**OBJECTIVE**. Answer with one number only: the number of lines that include the word "batas".
-- BEGIN DATA FOR PROCESSING --
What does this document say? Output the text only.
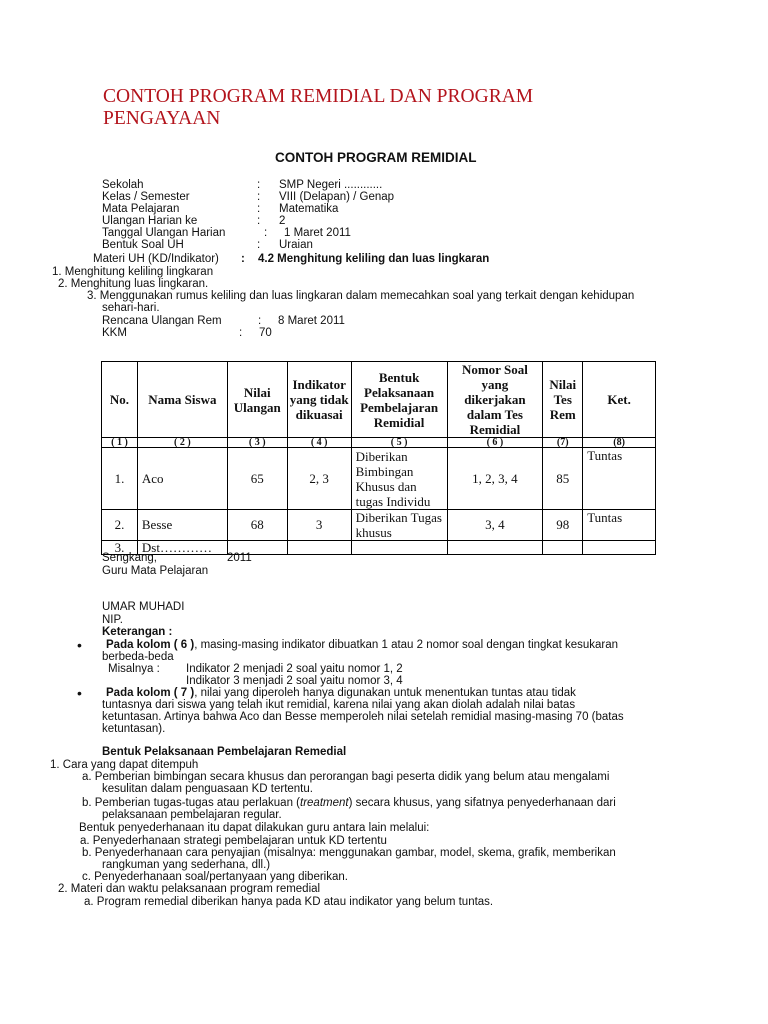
CONTOH PROGRAM REMIDIAL DAN PROGRAM PENGAYAAN
CONTOH PROGRAM REMIDIAL
Sekolah	: SMP Negeri ............
Kelas / Semester	: VIII (Delapan) / Genap
Mata Pelajaran	: Matematika
Ulangan Harian ke	: 2
Tanggal Ulangan Harian	: 1 Maret 2011
Bentuk Soal UH	: Uraian
Materi UH (KD/Indikator) : 4.2 Menghitung keliling dan luas lingkaran
1. Menghitung keliling lingkaran
2. Menghitung luas lingkaran.
3. Menggunakan rumus keliling dan luas lingkaran dalam memecahkan soal yang terkait dengan kehidupan
sehari-hari.
Rencana Ulangan Rem	: 8 Maret 2011
KKM	: 70
No.	Nama Siswa	Nilai Ulangan	Indikator yang tidak dikuasai	Bentuk Pelaksanaan Pembelajaran Remidial	Nomor Soal yang dikerjakan dalam Tes Remidial	Nilai Tes Rem	Ket.
( 1 )	( 2 )	( 3 )	( 4 )	( 5 )	( 6 )	(7)	(8)
1.	Aco	65	2, 3	Diberikan Bimbingan Khusus dan tugas Individu	1, 2, 3, 4	85	Tuntas
2.	Besse	68	3	Diberikan Tugas khusus	3, 4	98	Tuntas
3.	Dst…………						
Sengkang,	2011
Guru Mata Pelajaran
UMAR MUHADI
NIP.
Keterangan :
• Pada kolom ( 6 ), masing-masing indikator dibuatkan 1 atau 2 nomor soal dengan tingkat kesukaran
berbeda-beda
Misalnya : Indikator 2 menjadi 2 soal yaitu nomor 1, 2
Indikator 3 menjadi 2 soal yaitu nomor 3, 4
• Pada kolom ( 7 ), nilai yang diperoleh hanya digunakan untuk menentukan tuntas atau tidak
tuntasnya dari siswa yang telah ikut remidial, karena nilai yang akan diolah adalah nilai batas
ketuntasan. Artinya bahwa Aco dan Besse memperoleh nilai setelah remidial masing-masing 70 (batas
ketuntasan).
Bentuk Pelaksanaan Pembelajaran Remedial
1. Cara yang dapat ditempuh
a. Pemberian bimbingan secara khusus dan perorangan bagi peserta didik yang belum atau mengalami
kesulitan dalam penguasaan KD tertentu.
b. Pemberian tugas-tugas atau perlakuan (treatment) secara khusus, yang sifatnya penyederhanaan dari
pelaksanaan pembelajaran regular.
Bentuk penyederhanaan itu dapat dilakukan guru antara lain melalui:
a. Penyederhanaan strategi pembelajaran untuk KD tertentu
b. Penyederhanaan cara penyajian (misalnya: menggunakan gambar, model, skema, grafik, memberikan
rangkuman yang sederhana, dll.)
c. Penyederhanaan soal/pertanyaan yang diberikan.
2. Materi dan waktu pelaksanaan program remedial
a. Program remedial diberikan hanya pada KD atau indikator yang belum tuntas.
-- END DATA FOR PROCESSING --
**THE RESPONSE**. 2